Task requirements: Please revise the items from the first one up to and including the line with "histogram-bar (78, 293, 84, 331)" by replacing "Regression Plot" with "Trend Plot" and leaving everything else unchanged.

Material for this exercise:
·····
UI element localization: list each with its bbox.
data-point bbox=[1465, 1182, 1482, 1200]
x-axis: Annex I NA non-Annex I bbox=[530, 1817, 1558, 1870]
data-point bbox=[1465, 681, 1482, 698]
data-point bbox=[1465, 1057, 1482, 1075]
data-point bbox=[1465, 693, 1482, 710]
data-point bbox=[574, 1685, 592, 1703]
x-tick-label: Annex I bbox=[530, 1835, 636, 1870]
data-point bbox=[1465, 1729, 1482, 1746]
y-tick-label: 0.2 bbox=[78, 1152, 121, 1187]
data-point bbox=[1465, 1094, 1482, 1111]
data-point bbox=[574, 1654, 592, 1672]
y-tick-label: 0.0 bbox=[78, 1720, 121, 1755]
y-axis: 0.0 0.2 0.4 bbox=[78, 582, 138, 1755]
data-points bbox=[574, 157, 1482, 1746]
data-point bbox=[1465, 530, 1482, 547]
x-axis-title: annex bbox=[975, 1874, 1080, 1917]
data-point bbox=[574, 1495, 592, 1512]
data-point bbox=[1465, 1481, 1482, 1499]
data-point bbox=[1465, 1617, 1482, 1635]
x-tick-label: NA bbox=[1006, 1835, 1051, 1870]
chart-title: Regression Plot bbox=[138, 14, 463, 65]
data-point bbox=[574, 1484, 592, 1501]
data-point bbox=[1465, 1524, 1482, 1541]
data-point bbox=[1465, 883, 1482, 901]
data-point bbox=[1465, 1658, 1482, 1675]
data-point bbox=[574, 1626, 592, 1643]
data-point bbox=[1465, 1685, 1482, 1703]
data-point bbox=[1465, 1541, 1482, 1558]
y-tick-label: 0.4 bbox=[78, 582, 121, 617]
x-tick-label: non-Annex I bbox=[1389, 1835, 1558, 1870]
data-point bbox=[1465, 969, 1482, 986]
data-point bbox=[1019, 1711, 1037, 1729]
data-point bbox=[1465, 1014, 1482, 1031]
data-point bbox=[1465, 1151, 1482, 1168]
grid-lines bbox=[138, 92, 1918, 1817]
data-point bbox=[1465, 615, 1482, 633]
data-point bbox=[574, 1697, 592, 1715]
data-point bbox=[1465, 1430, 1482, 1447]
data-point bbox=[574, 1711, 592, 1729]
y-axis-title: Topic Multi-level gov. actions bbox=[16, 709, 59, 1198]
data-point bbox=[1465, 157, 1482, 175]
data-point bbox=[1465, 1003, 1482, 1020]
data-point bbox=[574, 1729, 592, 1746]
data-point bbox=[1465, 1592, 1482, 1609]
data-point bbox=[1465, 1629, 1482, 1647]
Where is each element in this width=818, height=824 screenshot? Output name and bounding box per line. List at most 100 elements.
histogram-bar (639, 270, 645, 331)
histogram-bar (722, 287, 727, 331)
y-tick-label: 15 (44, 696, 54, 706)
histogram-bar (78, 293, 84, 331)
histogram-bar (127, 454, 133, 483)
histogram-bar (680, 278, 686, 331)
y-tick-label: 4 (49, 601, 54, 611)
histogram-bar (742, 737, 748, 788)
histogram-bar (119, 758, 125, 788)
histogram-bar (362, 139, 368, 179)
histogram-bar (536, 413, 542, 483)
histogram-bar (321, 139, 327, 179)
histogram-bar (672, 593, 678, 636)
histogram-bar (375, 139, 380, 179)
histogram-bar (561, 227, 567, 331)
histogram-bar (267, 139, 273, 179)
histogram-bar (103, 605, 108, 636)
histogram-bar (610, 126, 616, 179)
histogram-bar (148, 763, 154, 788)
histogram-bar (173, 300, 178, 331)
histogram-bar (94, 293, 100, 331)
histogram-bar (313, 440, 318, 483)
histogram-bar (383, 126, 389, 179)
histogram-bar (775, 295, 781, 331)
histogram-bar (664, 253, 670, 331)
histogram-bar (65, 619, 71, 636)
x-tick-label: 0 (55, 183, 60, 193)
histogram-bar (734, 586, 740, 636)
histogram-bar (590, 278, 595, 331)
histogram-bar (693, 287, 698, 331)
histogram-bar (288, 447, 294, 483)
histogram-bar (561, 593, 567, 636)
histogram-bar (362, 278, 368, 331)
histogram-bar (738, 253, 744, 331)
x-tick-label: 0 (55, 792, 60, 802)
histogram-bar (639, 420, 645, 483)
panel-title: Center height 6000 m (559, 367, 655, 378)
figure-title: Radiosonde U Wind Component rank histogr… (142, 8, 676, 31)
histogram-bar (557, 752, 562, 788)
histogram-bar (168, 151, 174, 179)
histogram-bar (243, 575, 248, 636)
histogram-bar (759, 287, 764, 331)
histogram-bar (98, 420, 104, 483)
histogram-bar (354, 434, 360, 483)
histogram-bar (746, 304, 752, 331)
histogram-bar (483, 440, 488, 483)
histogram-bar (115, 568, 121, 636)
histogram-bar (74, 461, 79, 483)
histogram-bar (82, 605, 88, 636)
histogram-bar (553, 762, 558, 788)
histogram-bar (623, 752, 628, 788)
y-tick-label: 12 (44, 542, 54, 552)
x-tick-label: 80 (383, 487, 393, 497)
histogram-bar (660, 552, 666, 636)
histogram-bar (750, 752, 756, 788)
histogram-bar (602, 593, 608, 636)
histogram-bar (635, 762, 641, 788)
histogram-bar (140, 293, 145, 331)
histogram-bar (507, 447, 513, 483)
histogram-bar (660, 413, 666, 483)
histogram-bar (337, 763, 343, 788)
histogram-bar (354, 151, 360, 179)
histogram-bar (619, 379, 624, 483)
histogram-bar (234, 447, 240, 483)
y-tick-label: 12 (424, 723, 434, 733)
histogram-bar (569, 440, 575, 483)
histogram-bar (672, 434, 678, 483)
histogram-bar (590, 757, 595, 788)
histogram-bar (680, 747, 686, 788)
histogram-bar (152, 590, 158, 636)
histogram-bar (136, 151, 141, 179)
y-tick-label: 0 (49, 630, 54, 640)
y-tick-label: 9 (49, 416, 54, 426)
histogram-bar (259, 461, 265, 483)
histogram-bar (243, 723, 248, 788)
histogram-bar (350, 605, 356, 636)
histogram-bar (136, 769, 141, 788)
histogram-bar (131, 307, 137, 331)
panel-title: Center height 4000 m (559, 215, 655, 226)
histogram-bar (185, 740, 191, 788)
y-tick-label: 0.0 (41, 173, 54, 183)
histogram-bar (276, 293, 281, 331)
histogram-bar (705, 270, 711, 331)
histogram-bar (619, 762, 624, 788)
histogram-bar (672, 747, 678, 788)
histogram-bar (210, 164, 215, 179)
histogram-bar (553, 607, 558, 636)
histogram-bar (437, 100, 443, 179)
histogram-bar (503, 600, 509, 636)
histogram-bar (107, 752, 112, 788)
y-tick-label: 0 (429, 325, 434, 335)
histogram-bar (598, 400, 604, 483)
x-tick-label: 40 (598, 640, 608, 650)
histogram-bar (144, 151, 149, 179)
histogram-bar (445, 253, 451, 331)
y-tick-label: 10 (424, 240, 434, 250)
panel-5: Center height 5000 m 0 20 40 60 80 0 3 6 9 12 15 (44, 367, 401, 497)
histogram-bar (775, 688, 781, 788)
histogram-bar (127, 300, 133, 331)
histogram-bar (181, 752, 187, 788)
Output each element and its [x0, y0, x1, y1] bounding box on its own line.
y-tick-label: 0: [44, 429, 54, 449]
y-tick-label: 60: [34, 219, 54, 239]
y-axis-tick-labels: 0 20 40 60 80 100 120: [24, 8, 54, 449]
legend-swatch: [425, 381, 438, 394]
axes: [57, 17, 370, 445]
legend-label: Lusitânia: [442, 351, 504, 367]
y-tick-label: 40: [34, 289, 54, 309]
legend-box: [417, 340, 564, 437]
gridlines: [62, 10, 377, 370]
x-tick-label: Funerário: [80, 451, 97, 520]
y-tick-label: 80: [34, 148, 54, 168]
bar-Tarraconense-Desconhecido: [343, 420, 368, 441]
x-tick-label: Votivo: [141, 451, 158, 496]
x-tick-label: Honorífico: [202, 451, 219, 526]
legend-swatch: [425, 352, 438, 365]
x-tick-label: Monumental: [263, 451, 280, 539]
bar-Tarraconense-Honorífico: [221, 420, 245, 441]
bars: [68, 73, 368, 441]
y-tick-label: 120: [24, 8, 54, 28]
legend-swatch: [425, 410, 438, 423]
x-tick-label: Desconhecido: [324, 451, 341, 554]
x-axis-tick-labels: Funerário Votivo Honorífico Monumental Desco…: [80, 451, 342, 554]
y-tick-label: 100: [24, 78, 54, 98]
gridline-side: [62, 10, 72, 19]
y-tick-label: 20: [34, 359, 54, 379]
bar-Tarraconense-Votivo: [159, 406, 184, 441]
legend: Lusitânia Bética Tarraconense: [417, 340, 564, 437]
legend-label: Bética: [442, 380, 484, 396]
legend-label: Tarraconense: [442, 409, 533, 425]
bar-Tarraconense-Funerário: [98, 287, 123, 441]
·····
Full solution:
UI element localization: list each with its bbox.
data-point bbox=[1465, 1182, 1482, 1200]
x-axis: Annex I NA non-Annex I bbox=[530, 1817, 1558, 1870]
data-point bbox=[1465, 681, 1482, 698]
data-point bbox=[1465, 1057, 1482, 1075]
data-point bbox=[1465, 693, 1482, 710]
data-point bbox=[574, 1685, 592, 1703]
x-tick-label: Annex I bbox=[530, 1835, 636, 1870]
data-point bbox=[1465, 1729, 1482, 1746]
y-tick-label: 0.2 bbox=[78, 1152, 121, 1187]
data-point bbox=[1465, 1094, 1482, 1111]
data-point bbox=[574, 1654, 592, 1672]
y-tick-label: 0.0 bbox=[78, 1720, 121, 1755]
y-axis: 0.0 0.2 0.4 bbox=[78, 582, 138, 1755]
data-points bbox=[574, 157, 1482, 1746]
data-point bbox=[1465, 530, 1482, 547]
x-axis-title: annex bbox=[975, 1874, 1080, 1917]
data-point bbox=[574, 1495, 592, 1512]
data-point bbox=[1465, 1481, 1482, 1499]
data-point bbox=[1465, 1617, 1482, 1635]
x-tick-label: NA bbox=[1006, 1835, 1051, 1870]
chart-title: Trend Plot bbox=[138, 14, 463, 65]
data-point bbox=[574, 1484, 592, 1501]
data-point bbox=[1465, 1524, 1482, 1541]
data-point bbox=[1465, 883, 1482, 901]
data-point bbox=[1465, 1658, 1482, 1675]
data-point bbox=[574, 1626, 592, 1643]
data-point bbox=[1465, 1685, 1482, 1703]
data-point bbox=[1465, 1541, 1482, 1558]
y-tick-label: 0.4 bbox=[78, 582, 121, 617]
x-tick-label: non-Annex I bbox=[1389, 1835, 1558, 1870]
data-point bbox=[1465, 969, 1482, 986]
data-point bbox=[1019, 1711, 1037, 1729]
data-point bbox=[1465, 1014, 1482, 1031]
data-point bbox=[1465, 1151, 1482, 1168]
grid-lines bbox=[138, 92, 1918, 1817]
data-point bbox=[1465, 615, 1482, 633]
data-point bbox=[574, 1697, 592, 1715]
data-point bbox=[1465, 1430, 1482, 1447]
data-point bbox=[574, 1711, 592, 1729]
y-axis-title: Topic Multi-level gov. actions bbox=[16, 709, 59, 1198]
data-point bbox=[1465, 157, 1482, 175]
data-point bbox=[1465, 1003, 1482, 1020]
data-point bbox=[574, 1729, 592, 1746]
data-point bbox=[1465, 1592, 1482, 1609]
data-point bbox=[1465, 1629, 1482, 1647]
Where is each element in this width=818, height=824 screenshot? Output name and bounding box per line. List at most 100 elements.
histogram-bar (639, 270, 645, 331)
histogram-bar (722, 287, 727, 331)
y-tick-label: 15 (44, 696, 54, 706)
histogram-bar (78, 293, 84, 331)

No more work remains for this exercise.